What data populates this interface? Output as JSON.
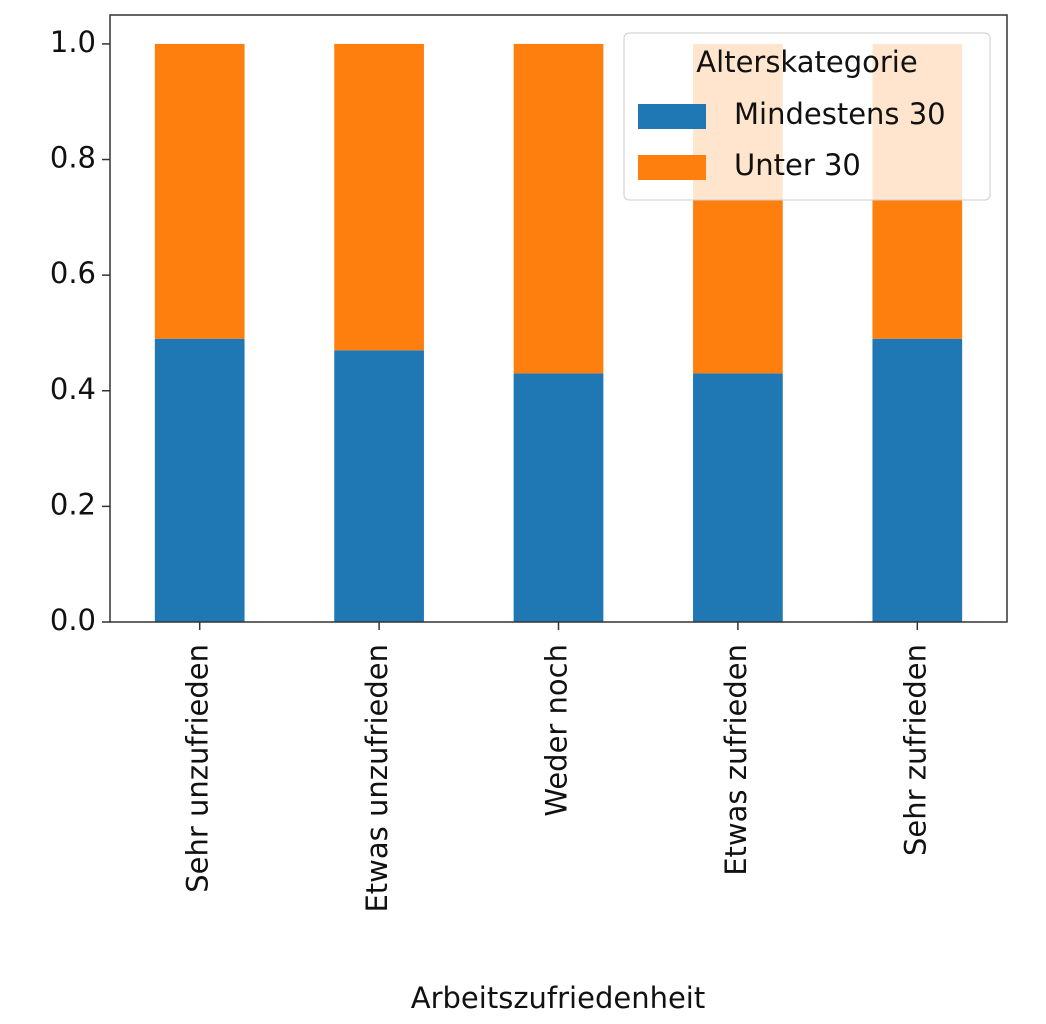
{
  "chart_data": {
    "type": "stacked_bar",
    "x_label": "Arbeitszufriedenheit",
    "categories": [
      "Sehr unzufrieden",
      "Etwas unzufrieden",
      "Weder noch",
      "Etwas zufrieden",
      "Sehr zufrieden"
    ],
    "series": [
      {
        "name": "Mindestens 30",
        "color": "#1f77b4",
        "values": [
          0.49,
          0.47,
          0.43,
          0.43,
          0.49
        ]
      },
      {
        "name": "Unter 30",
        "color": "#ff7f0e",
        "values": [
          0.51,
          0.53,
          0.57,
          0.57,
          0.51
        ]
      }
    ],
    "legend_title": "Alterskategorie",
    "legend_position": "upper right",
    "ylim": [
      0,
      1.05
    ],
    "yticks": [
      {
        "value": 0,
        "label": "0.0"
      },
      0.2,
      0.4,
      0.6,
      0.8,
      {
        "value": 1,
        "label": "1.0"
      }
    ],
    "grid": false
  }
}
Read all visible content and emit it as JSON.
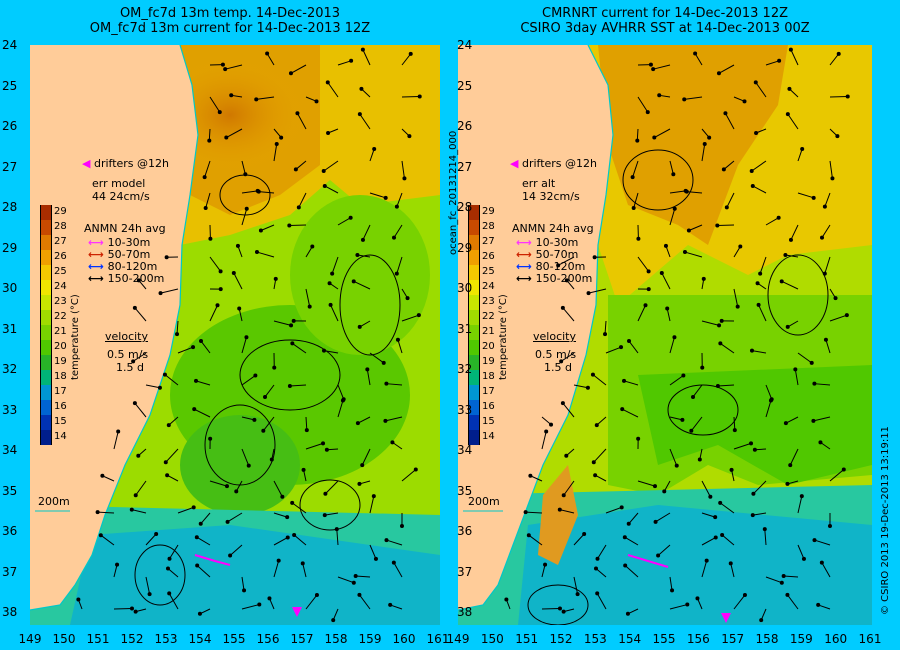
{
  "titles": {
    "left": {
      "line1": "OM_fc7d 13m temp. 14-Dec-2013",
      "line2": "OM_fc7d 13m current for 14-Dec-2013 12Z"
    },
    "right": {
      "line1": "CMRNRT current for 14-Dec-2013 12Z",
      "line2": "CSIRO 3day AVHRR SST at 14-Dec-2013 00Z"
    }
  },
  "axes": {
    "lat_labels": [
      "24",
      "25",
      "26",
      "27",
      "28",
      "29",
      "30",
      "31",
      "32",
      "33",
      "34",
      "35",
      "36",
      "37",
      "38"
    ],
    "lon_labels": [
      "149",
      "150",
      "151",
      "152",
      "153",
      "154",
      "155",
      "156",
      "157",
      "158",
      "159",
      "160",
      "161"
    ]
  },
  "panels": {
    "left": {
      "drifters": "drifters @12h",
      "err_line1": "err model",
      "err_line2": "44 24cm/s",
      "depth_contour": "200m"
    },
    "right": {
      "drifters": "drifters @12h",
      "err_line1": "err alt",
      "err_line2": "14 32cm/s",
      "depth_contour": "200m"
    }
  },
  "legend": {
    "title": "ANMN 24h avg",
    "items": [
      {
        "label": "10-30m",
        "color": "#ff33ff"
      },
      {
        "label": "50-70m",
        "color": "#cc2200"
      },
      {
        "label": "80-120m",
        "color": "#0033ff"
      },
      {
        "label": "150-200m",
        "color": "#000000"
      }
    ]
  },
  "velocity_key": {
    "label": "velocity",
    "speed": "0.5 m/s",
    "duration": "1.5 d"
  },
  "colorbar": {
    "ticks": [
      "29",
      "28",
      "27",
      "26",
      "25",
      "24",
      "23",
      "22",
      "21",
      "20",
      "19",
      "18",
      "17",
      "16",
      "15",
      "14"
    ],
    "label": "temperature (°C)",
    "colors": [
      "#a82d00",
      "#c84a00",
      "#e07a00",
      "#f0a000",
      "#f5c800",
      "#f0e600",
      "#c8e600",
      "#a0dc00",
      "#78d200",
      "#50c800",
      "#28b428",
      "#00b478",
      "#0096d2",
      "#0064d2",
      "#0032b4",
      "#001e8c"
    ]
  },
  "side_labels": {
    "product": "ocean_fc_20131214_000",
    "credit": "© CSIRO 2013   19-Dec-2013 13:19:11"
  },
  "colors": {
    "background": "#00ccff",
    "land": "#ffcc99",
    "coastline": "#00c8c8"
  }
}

========================

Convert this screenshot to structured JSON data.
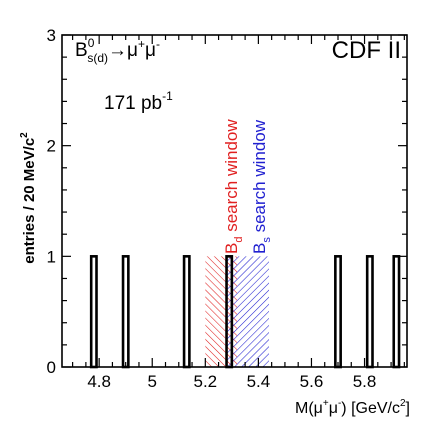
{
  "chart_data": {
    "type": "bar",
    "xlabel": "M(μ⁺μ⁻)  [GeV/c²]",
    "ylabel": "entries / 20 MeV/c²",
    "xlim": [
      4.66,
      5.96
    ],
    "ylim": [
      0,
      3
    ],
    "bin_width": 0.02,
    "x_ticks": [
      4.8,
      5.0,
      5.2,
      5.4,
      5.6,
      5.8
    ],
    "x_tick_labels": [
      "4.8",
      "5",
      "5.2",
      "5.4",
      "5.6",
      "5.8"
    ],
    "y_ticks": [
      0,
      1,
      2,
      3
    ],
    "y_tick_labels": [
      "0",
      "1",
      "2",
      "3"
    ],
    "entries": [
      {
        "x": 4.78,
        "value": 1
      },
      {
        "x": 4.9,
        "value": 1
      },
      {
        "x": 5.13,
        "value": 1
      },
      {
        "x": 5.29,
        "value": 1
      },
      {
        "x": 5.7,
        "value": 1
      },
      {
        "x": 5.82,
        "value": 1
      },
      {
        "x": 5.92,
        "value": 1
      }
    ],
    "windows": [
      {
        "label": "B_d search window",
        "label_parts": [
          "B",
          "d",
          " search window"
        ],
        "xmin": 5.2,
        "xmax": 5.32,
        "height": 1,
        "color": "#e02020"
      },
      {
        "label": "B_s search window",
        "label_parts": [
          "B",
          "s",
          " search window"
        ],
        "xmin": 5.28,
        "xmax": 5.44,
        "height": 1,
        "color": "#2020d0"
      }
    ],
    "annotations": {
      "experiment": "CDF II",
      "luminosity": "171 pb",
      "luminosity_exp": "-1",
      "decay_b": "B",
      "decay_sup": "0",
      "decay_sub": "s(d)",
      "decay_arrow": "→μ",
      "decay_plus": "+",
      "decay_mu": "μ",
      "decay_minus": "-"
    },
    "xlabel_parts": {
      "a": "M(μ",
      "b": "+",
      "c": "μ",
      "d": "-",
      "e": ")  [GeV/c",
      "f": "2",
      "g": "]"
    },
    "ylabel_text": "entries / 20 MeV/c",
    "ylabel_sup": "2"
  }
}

========================

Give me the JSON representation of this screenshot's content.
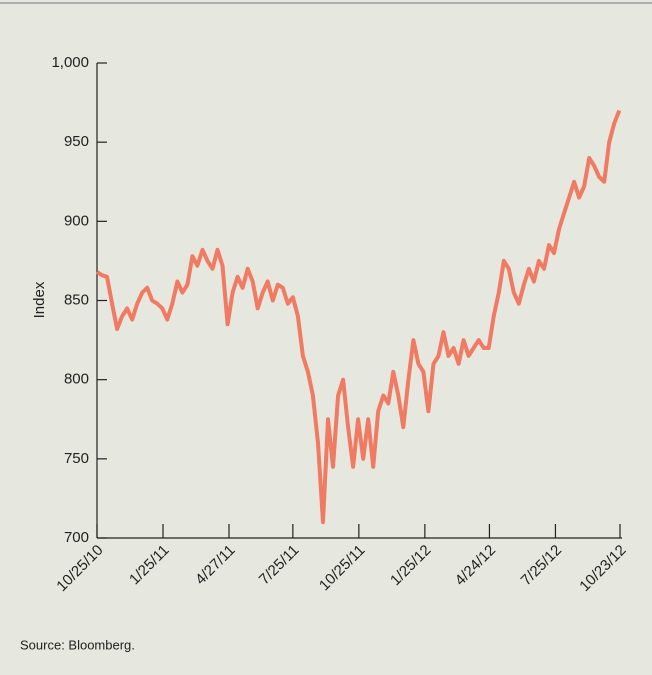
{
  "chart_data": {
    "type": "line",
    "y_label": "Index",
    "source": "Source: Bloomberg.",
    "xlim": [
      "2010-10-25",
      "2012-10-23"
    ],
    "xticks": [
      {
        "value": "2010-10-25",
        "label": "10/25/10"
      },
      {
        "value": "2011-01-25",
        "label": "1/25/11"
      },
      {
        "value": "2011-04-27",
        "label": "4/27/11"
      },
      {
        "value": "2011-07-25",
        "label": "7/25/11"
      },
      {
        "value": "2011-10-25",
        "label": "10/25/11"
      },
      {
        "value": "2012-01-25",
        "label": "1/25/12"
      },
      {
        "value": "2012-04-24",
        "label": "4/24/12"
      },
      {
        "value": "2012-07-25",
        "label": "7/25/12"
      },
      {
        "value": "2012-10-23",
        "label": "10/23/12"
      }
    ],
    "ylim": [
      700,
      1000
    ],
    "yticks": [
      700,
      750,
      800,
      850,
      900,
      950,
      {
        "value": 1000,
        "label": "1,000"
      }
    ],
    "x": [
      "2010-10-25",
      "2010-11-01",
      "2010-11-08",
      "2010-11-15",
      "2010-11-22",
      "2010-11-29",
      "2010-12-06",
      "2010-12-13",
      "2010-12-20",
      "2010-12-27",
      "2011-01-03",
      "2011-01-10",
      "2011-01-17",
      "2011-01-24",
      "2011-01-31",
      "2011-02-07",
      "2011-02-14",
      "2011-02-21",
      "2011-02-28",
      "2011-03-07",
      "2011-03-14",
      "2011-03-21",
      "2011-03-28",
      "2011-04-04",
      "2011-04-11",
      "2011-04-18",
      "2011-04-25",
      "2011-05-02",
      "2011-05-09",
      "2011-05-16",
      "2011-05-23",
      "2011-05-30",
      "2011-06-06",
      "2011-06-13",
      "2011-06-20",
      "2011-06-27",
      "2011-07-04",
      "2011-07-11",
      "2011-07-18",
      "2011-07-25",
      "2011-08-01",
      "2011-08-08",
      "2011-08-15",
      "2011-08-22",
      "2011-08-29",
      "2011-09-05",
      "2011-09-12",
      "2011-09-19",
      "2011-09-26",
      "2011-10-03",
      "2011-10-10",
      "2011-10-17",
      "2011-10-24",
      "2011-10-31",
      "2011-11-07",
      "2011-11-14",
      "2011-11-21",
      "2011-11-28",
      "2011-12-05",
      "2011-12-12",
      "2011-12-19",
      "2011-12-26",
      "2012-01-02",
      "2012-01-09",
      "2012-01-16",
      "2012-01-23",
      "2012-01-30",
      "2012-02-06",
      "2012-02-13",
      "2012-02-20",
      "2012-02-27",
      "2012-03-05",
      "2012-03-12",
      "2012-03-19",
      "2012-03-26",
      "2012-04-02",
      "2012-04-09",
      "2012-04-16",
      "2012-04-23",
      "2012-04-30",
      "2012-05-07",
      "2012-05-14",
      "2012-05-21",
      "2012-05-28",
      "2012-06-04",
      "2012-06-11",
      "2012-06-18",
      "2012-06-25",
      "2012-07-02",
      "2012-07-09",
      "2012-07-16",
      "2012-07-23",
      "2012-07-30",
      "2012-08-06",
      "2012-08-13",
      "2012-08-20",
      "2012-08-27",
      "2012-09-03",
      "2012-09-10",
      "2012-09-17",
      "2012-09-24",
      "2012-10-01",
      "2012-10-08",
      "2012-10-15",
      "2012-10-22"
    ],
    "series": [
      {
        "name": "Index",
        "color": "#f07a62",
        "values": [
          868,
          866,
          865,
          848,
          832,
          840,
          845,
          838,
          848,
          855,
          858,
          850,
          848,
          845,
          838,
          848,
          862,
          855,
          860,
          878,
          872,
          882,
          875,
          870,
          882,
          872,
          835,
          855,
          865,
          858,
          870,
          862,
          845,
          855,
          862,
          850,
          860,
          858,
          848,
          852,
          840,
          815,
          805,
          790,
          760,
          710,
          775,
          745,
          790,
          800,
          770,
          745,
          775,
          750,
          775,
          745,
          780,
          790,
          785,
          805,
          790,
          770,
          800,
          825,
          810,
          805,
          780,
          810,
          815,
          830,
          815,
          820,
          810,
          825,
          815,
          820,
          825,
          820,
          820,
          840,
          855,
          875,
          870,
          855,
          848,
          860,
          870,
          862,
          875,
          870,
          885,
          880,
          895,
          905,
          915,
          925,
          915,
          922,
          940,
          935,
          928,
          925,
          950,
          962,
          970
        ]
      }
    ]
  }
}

========================

#### Task objective:
Indicate how many lines of the material include the word "content"; the number alone is required.

#### The reply:
2